> **Consigne A**:
Répondez brièvement à ces questions sur l'extrait choisi :
(i) Depuis quand l'armée fait-elle face à de nombreuses nouvelles missions ?
(ii) De quoi de nombreux militaires de tout grade sont-ils accusés ?
(iii) Après combien d'années ces militaires traînent-ils toujours devant les tribunaux ?
◆ ◆ ◆ ◆ ◆ ◆ ◆
Certes, il n'échappe pas à nos vaillants députés que l'armée, pour me limiter à celle-ci, depuis fin 2010 et en plus de la guerre qu'elle mène au terrorisme, se trouve confrontée à de nombreuses nouvelles missions avec des ressources humaines bien en deçà du nécessaire. De grâce, si vous n'êtes pas en mesure de résoudre les vrais problèmes de défense et sécurité, ne lui compliquez pas davantage la vie par de faux problèmes. Combien de pétitions avez-vous reçu du ministère de la Défense ou de groupes de militaires réclamant ce fameux droit de vote pour jouir d'une citoyenneté à part entière ? Rassurez-vous, les militaires sont très fiers de l'être ainsi, se portent très bien même sans droit de vote. Quand à leur citoyenneté, personne ne peut la mettre en question, car ils la gagnent, chaque jour, par la sueur et le sang.
Les vraies priorités !
MM. les honorables défenseurs du droit de vote des militaires, dans cette phase transitoire très délicate, vous n'avez pas le droit de vous tromper de priorités, l'intérêt du pays et des corps armés, ainsi que les aspirations de leurs membres sont tout à fait autres. En ce qui concerne l'armée nationale et les questions de défense, auxquelles je limite mes propos, je vous invite à réorienter vos efforts et vos énergies vers les vraies problématiques qui touchent de près les militaires et surtout la sécurité du pays et dont je vous cite ci-dessous juste quelques-unes à titre d'exemple:
La responsabilité pénale des militaires en opérations : est-il juste que le militaire assume seul la totale responsabilité pénale des résultats de ses actes au combat en application d'ordres reçus de leurs chefs ? Au jour d'aujourd'hui, de nombreux militaires de tout grade sont accusés «d'homicide volontaire»(!) ; juste pour avoir exécuté des ordres conformément aux règlements militaires en vigueur ; et après cinq ans, ils traînent toujours devant les tribunaux, absolument comme s'il s'agissait de criminels de droit commun ayant agi pour leur propre compte et non pas en service commandé pour le compte de la patrie. Quel signe de reconnaissance de la part de la Nation à ces pauvres pour les sacrifices consentis pour la défense du pays et la protection des citoyens !
◆ ◆ ◆ ◆ ◆ ◆ ◆
> **Consigne B**: Transcrivez sans aucune modification les lignes des enregistrements, en partant de la ligne qui contient « grade-value: AU(About Uncirculated) » et en continuant jusqu'à la ligne qui contient « info-icon[interactable]: i xyxy=(79,349,93,363) », ces deux lignes comprises.

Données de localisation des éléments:
◆ ◆ ◆ ◆ ◆ ◆ ◆
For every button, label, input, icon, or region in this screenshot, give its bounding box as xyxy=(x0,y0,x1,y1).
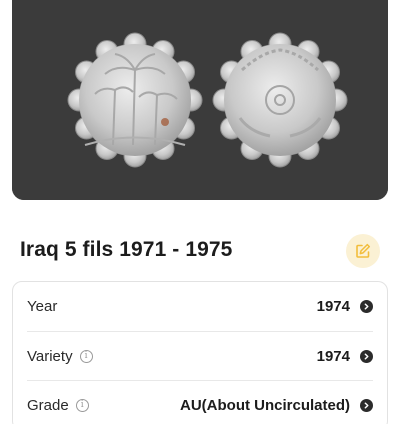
grade-value: AU(About Uncirculated) xyxy=(180,396,350,414)
detail-row-grade[interactable]: Grade i AU(About Uncirculated) xyxy=(27,380,373,424)
chevron-right-icon xyxy=(360,398,373,412)
variety-label: Variety xyxy=(27,347,73,365)
grade-label: Grade xyxy=(27,396,69,414)
coin-details-card: Year 1974 Variety i 1974 Grade i AU(Abou… xyxy=(12,281,388,424)
coin-photo[interactable] xyxy=(12,0,388,200)
info-icon[interactable]: i xyxy=(75,398,89,412)
title-row: Iraq 5 fils 1971 - 1975 xyxy=(20,234,380,270)
year-label: Year xyxy=(27,298,58,315)
year-value: 1974 xyxy=(316,298,350,315)
info-icon[interactable]: i xyxy=(79,349,93,363)
coin-title: Iraq 5 fils 1971 - 1975 xyxy=(20,238,233,261)
edit-button[interactable] xyxy=(346,234,380,268)
edit-icon xyxy=(356,243,371,258)
detail-row-year[interactable]: Year 1974 xyxy=(27,282,373,331)
chevron-right-icon xyxy=(360,300,373,313)
chevron-right-icon xyxy=(360,349,373,363)
detail-row-variety[interactable]: Variety i 1974 xyxy=(27,331,373,380)
coin-image xyxy=(12,0,388,200)
variety-value: 1974 xyxy=(316,347,350,365)
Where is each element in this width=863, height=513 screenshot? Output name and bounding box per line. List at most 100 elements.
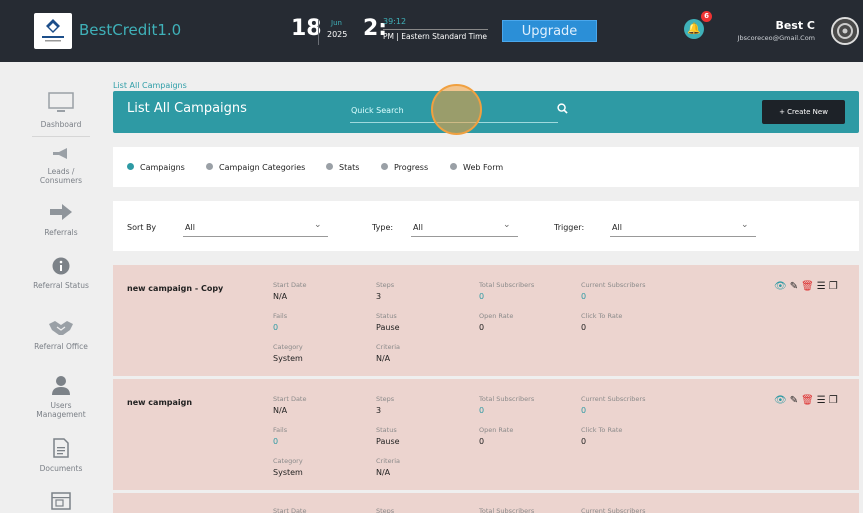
sidebar-item-label: Dashboard xyxy=(40,120,82,129)
upgrade-button[interactable]: Upgrade xyxy=(502,20,597,42)
campaign-name[interactable]: new campaign - Copy xyxy=(127,284,223,293)
start-date-label: Start Date xyxy=(273,507,307,513)
date-divider xyxy=(318,19,319,45)
eye-icon[interactable]: 👁 xyxy=(774,281,790,292)
tab-progress[interactable]: Progress xyxy=(381,163,428,172)
total-subscribers-value[interactable]: 0 xyxy=(479,292,484,301)
fails-label: Fails xyxy=(273,426,288,434)
pencil-icon[interactable]: ✎ xyxy=(790,395,801,406)
open-rate-label: Open Rate xyxy=(479,426,514,434)
tab-label: Progress xyxy=(394,163,429,172)
create-new-button[interactable]: + Create New xyxy=(762,100,845,124)
category-label: Category xyxy=(273,457,303,465)
user-name[interactable]: Best C xyxy=(775,19,815,32)
brand-name[interactable]: BestCredit1.0 xyxy=(79,21,181,39)
total-subscribers-label: Total Subscribers xyxy=(479,281,535,289)
breadcrumb[interactable]: List All Campaigns xyxy=(113,81,187,90)
handshake-icon xyxy=(32,320,90,338)
steps-value: 3 xyxy=(376,292,382,301)
card-actions: 👁✎🗑☰❐ xyxy=(774,281,841,292)
total-subscribers-label: Total Subscribers xyxy=(479,395,535,403)
category-value: System xyxy=(273,354,303,363)
click-to-rate-label: Click To Rate xyxy=(581,312,623,320)
card-actions: 👁✎🗑☰❐ xyxy=(774,395,841,406)
notification-badge: 6 xyxy=(701,11,712,22)
sidebar-item-referral-status[interactable]: Referral Status xyxy=(32,257,90,290)
current-subscribers-label: Current Subscribers xyxy=(581,281,646,289)
date-month: Jun xyxy=(331,19,342,27)
sidebar-item-layout[interactable] xyxy=(32,492,90,513)
criteria-label: Criteria xyxy=(376,343,401,351)
sidebar-item-referral-office[interactable]: Referral Office xyxy=(32,320,90,351)
chevron-down-icon[interactable]: ⌄ xyxy=(314,220,322,230)
category-value: System xyxy=(273,468,303,477)
trigger-underline xyxy=(610,236,756,237)
sidebar-item-label: Referral Status xyxy=(33,281,89,290)
tab-campaign-categories[interactable]: Campaign Categories xyxy=(206,163,305,172)
tab-web-form[interactable]: Web Form xyxy=(450,163,503,172)
steps-label: Steps xyxy=(376,507,395,513)
start-date-label: Start Date xyxy=(273,281,307,289)
type-underline xyxy=(411,236,518,237)
avatar[interactable] xyxy=(831,17,859,45)
copy-icon[interactable]: ❐ xyxy=(829,281,841,292)
sidebar-item-dashboard[interactable]: Dashboard xyxy=(32,92,90,129)
user-email: Jbscoreceo@Gmail.Com xyxy=(737,34,815,42)
time-minutes: 39:12 xyxy=(383,17,407,26)
cursor-highlight xyxy=(431,84,482,135)
type-select[interactable]: All xyxy=(413,223,423,232)
type-label: Type: xyxy=(372,223,394,232)
trigger-label: Trigger: xyxy=(554,223,585,232)
fails-value[interactable]: 0 xyxy=(273,323,278,332)
search-input[interactable]: Quick Search xyxy=(351,106,404,115)
click-to-rate-value: 0 xyxy=(581,437,587,446)
sidebar-item-label: Users Management xyxy=(36,401,86,419)
chevron-down-icon[interactable]: ⌄ xyxy=(503,220,511,230)
steps-label: Steps xyxy=(376,281,395,289)
sidebar-item-documents[interactable]: Documents xyxy=(32,438,90,473)
sort-by-label: Sort By xyxy=(127,223,157,232)
copy-icon[interactable]: ❐ xyxy=(829,395,841,406)
radio-dot-icon xyxy=(127,163,134,170)
current-subscribers-value[interactable]: 0 xyxy=(581,292,586,301)
company-logo[interactable] xyxy=(34,13,72,49)
trash-icon[interactable]: 🗑 xyxy=(801,395,817,406)
pencil-icon[interactable]: ✎ xyxy=(790,281,801,292)
click-to-rate-label: Click To Rate xyxy=(581,426,623,434)
radio-dot-icon xyxy=(326,163,333,170)
category-label: Category xyxy=(273,343,303,351)
current-subscribers-value[interactable]: 0 xyxy=(581,406,586,415)
tab-label: Web Form xyxy=(463,163,504,172)
date-year: 2025 xyxy=(327,30,348,39)
sidebar-item-referrals[interactable]: Referrals xyxy=(32,202,90,237)
info-icon xyxy=(32,257,90,277)
tab-stats[interactable]: Stats xyxy=(326,163,359,172)
steps-value: 3 xyxy=(376,406,382,415)
trigger-select[interactable]: All xyxy=(612,223,622,232)
start-date-value: N/A xyxy=(273,406,288,415)
chevron-down-icon[interactable]: ⌄ xyxy=(741,220,749,230)
sidebar-item-leads[interactable]: Leads / Consumers xyxy=(32,147,90,185)
campaign-name[interactable]: new campaign xyxy=(127,398,192,407)
open-rate-value: 0 xyxy=(479,323,485,332)
search-icon[interactable] xyxy=(557,103,568,117)
total-subscribers-value[interactable]: 0 xyxy=(479,406,484,415)
trash-icon[interactable]: 🗑 xyxy=(801,281,817,292)
fails-value[interactable]: 0 xyxy=(273,437,278,446)
bell-icon[interactable]: 🔔 xyxy=(684,19,704,39)
sidebar-item-label: Leads / Consumers xyxy=(39,167,83,185)
criteria-value: N/A xyxy=(376,354,391,363)
eye-icon[interactable]: 👁 xyxy=(774,395,790,406)
status-value: Pause xyxy=(376,323,400,332)
radio-dot-icon xyxy=(381,163,388,170)
status-label: Status xyxy=(376,312,397,320)
list-icon[interactable]: ☰ xyxy=(817,281,829,292)
sidebar-item-label: Documents xyxy=(39,464,83,473)
list-icon[interactable]: ☰ xyxy=(817,395,829,406)
sort-by-select[interactable]: All xyxy=(185,223,195,232)
fails-label: Fails xyxy=(273,312,288,320)
sidebar-item-users-management[interactable]: Users Management xyxy=(32,375,90,419)
tab-campaigns[interactable]: Campaigns xyxy=(127,163,185,172)
current-subscribers-label: Current Subscribers xyxy=(581,507,646,513)
layout-icon xyxy=(32,492,90,512)
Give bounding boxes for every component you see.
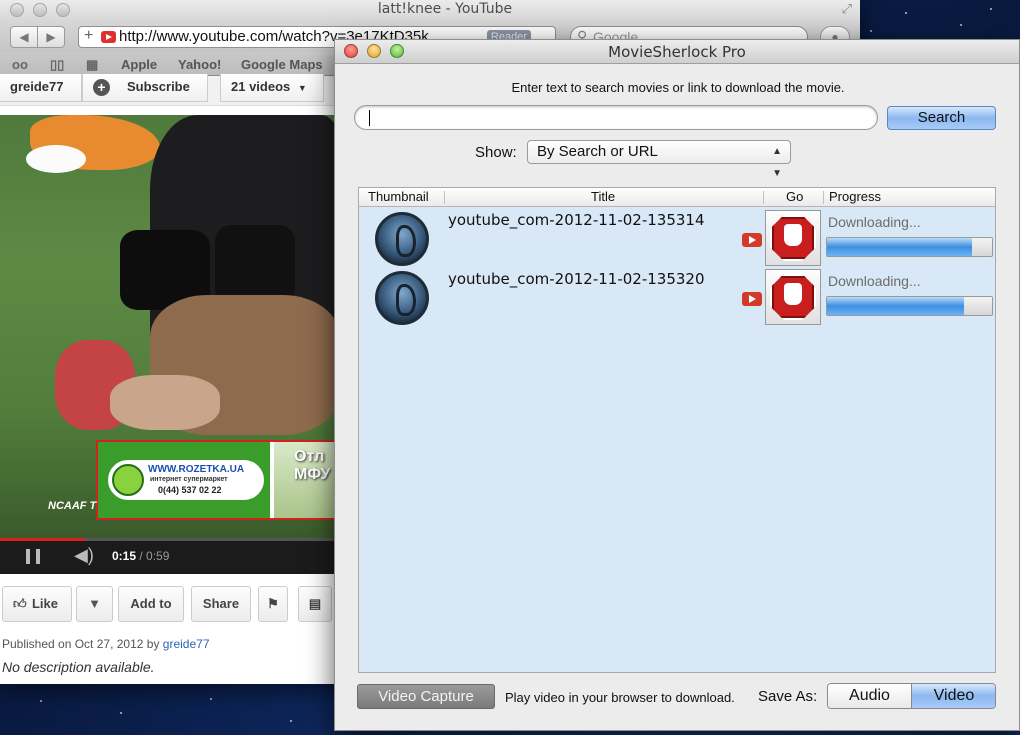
◆ ◆ ◆ ◆ ◆ ◆ ◆
> **Réponse A**:
(i) Depuis fin 2010.
(ii) D'« homicide volontaire ».
(iii) Après cinq ans.

> **Réponse B**:
grade-value: AU(About Uncirculated) xyxy=(180,396,350,414)
detail-row-grade[interactable]: Grade i AU(About Uncirculated) xyxy=(27,380,373,424)
chevron-right-icon xyxy=(360,398,373,412)
variety-label: Variety xyxy=(27,347,73,365)
grade-label: Grade xyxy=(27,396,69,414)
coin-details-card: Year 1974 Variety i 1974 Grade i AU(Abou… xyxy=(12,281,388,424)
coin-photo[interactable] xyxy=(12,0,388,200)
info-icon[interactable]: i xyxy=(75,398,89,412)
title-row: Iraq 5 fils 1971 - 1975 xyxy=(20,234,380,270)
year-label: Year xyxy=(27,298,58,315)
year-value: 1974 xyxy=(316,298,350,315)
info-icon[interactable]: i xyxy=(79,349,93,363)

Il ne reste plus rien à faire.